Excerpted data start

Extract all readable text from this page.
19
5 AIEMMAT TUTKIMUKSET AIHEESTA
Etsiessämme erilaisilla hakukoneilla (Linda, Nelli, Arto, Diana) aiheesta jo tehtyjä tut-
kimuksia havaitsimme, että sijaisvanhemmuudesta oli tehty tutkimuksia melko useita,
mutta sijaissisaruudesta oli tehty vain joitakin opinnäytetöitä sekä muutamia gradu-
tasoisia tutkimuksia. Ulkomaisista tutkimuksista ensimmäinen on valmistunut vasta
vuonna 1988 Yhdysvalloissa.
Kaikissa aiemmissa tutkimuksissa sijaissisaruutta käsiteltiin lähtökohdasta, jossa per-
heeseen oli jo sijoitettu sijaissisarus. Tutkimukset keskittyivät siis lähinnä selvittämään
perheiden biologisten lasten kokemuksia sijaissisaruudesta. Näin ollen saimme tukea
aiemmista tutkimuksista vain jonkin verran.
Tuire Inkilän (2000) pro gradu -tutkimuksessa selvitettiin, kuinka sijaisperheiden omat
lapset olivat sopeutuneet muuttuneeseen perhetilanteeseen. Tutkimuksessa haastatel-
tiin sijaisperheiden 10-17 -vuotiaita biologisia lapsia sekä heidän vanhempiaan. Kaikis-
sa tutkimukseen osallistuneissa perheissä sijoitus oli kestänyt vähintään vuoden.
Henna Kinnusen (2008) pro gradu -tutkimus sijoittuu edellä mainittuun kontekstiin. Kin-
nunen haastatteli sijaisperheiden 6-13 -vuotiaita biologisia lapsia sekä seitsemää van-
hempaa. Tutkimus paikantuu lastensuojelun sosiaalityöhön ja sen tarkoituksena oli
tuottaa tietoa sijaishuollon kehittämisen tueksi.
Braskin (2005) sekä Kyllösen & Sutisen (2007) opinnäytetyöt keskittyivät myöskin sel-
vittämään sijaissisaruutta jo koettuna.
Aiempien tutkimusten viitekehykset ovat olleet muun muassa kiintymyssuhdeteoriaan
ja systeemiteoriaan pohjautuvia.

Excerpted data end

• [Given problem]: Extract all the entries word for word.

• [Solution to this problem]:
Extract all readable text from this page.
19
5 AIEMMAT TUTKIMUKSET AIHEESTA
Etsiessämme erilaisilla hakukoneilla (Linda, Nelli, Arto, Diana) aiheesta jo tehtyjä tut-
kimuksia havaitsimme, että sijaisvanhemmuudesta oli tehty tutkimuksia melko useita,
mutta sijaissisaruudesta oli tehty vain joitakin opinnäytetöitä sekä muutamia gradu-
tasoisia tutkimuksia. Ulkomaisista tutkimuksista ensimmäinen on valmistunut vasta
vuonna 1988 Yhdysvalloissa.
Kaikissa aiemmissa tutkimuksissa sijaissisaruutta käsiteltiin lähtökohdasta, jossa per-
heeseen oli jo sijoitettu sijaissisarus. Tutkimukset keskittyivät siis lähinnä selvittämään
perheiden biologisten lasten kokemuksia sijaissisaruudesta. Näin ollen saimme tukea
aiemmista tutkimuksista vain jonkin verran.
Tuire Inkilän (2000) pro gradu -tutkimuksessa selvitettiin, kuinka sijaisperheiden omat
lapset olivat sopeutuneet muuttuneeseen perhetilanteeseen. Tutkimuksessa haastatel-
tiin sijaisperheiden 10-17 -vuotiaita biologisia lapsia sekä heidän vanhempiaan. Kaikis-
sa tutkimukseen osallistuneissa perheissä sijoitus oli kestänyt vähintään vuoden.
Henna Kinnusen (2008) pro gradu -tutkimus sijoittuu edellä mainittuun kontekstiin. Kin-
nunen haastatteli sijaisperheiden 6-13 -vuotiaita biologisia lapsia sekä seitsemää van-
hempaa. Tutkimus paikantuu lastensuojelun sosiaalityöhön ja sen tarkoituksena oli
tuottaa tietoa sijaishuollon kehittämisen tueksi.
Braskin (2005) sekä Kyllösen & Sutisen (2007) opinnäytetyöt keskittyivät myöskin sel-
vittämään sijaissisaruutta jo koettuna.
Aiempien tutkimusten viitekehykset ovat olleet muun muassa kiintymyssuhdeteoriaan
ja systeemiteoriaan pohjautuvia.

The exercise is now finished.